Given instruction
What follows is a set of records, each of which is to be written out exactly.

Data for processing

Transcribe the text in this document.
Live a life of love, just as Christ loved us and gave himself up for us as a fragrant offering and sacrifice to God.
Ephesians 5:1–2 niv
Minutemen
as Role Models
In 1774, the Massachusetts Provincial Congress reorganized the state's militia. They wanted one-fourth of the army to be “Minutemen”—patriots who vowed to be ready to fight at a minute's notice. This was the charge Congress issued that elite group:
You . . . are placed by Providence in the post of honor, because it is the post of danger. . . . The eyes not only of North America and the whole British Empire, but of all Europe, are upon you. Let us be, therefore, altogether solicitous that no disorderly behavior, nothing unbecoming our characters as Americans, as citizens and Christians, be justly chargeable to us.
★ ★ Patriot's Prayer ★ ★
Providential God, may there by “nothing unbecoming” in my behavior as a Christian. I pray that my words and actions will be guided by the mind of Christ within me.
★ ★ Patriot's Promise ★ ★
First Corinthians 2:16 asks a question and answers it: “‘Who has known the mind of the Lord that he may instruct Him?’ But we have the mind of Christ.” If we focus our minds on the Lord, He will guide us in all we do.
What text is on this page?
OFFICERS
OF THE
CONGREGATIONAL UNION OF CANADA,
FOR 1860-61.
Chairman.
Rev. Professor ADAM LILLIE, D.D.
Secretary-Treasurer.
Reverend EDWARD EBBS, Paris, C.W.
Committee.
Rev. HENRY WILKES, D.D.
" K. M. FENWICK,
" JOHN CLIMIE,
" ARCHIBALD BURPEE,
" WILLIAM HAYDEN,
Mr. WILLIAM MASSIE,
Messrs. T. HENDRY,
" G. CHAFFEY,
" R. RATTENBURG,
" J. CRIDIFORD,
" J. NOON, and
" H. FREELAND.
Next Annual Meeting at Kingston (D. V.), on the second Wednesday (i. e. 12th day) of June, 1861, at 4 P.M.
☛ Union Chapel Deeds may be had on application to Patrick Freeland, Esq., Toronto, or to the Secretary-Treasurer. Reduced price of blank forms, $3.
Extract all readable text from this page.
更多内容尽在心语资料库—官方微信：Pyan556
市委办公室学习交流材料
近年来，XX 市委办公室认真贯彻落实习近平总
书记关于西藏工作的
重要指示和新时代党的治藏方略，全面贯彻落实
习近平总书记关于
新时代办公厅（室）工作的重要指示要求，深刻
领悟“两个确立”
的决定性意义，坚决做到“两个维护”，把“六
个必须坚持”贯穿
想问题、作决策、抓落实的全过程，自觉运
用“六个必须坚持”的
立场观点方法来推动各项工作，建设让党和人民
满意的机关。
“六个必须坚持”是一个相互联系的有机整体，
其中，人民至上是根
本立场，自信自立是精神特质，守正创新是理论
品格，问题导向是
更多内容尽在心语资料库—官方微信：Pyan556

Finished task
Transcribe the text in this document.
Live a life of love, just as Christ loved us and gave himself up for us as a fragrant offering and sacrifice to God.
Ephesians 5:1–2 niv
Minutemen
as Role Models
In 1774, the Massachusetts Provincial Congress reorganized the state's militia. They wanted one-fourth of the army to be “Minutemen”—patriots who vowed to be ready to fight at a minute's notice. This was the charge Congress issued that elite group:
You . . . are placed by Providence in the post of honor, because it is the post of danger. . . . The eyes not only of North America and the whole British Empire, but of all Europe, are upon you. Let us be, therefore, altogether solicitous that no disorderly behavior, nothing unbecoming our characters as Americans, as citizens and Christians, be justly chargeable to us.
★ ★ Patriot's Prayer ★ ★
Providential God, may there by “nothing unbecoming” in my behavior as a Christian. I pray that my words and actions will be guided by the mind of Christ within me.
★ ★ Patriot's Promise ★ ★
First Corinthians 2:16 asks a question and answers it: “‘Who has known the mind of the Lord that he may instruct Him?’ But we have the mind of Christ.” If we focus our minds on the Lord, He will guide us in all we do.
What text is on this page?
OFFICERS
OF THE
CONGREGATIONAL UNION OF CANADA,
FOR 1860-61.
Chairman.
Rev. Professor ADAM LILLIE, D.D.
Secretary-Treasurer.
Reverend EDWARD EBBS, Paris, C.W.
Committee.
Rev. HENRY WILKES, D.D.
" K. M. FENWICK,
" JOHN CLIMIE,
" ARCHIBALD BURPEE,
" WILLIAM HAYDEN,
Mr. WILLIAM MASSIE,
Messrs. T. HENDRY,
" G. CHAFFEY,
" R. RATTENBURG,
" J. CRIDIFORD,
" J. NOON, and
" H. FREELAND.
Next Annual Meeting at Kingston (D. V.), on the second Wednesday (i. e. 12th day) of June, 1861, at 4 P.M.
☛ Union Chapel Deeds may be had on application to Patrick Freeland, Esq., Toronto, or to the Secretary-Treasurer. Reduced price of blank forms, $3.
Extract all readable text from this page.
更多内容尽在心语资料库—官方微信：Pyan556
市委办公室学习交流材料
近年来，XX 市委办公室认真贯彻落实习近平总
书记关于西藏工作的
重要指示和新时代党的治藏方略，全面贯彻落实
习近平总书记关于
新时代办公厅（室）工作的重要指示要求，深刻
领悟“两个确立”
的决定性意义，坚决做到“两个维护”，把“六
个必须坚持”贯穿
想问题、作决策、抓落实的全过程，自觉运
用“六个必须坚持”的
立场观点方法来推动各项工作，建设让党和人民
满意的机关。
“六个必须坚持”是一个相互联系的有机整体，
其中，人民至上是根
本立场，自信自立是精神特质，守正创新是理论
品格，问题导向是
更多内容尽在心语资料库—官方微信：Pyan556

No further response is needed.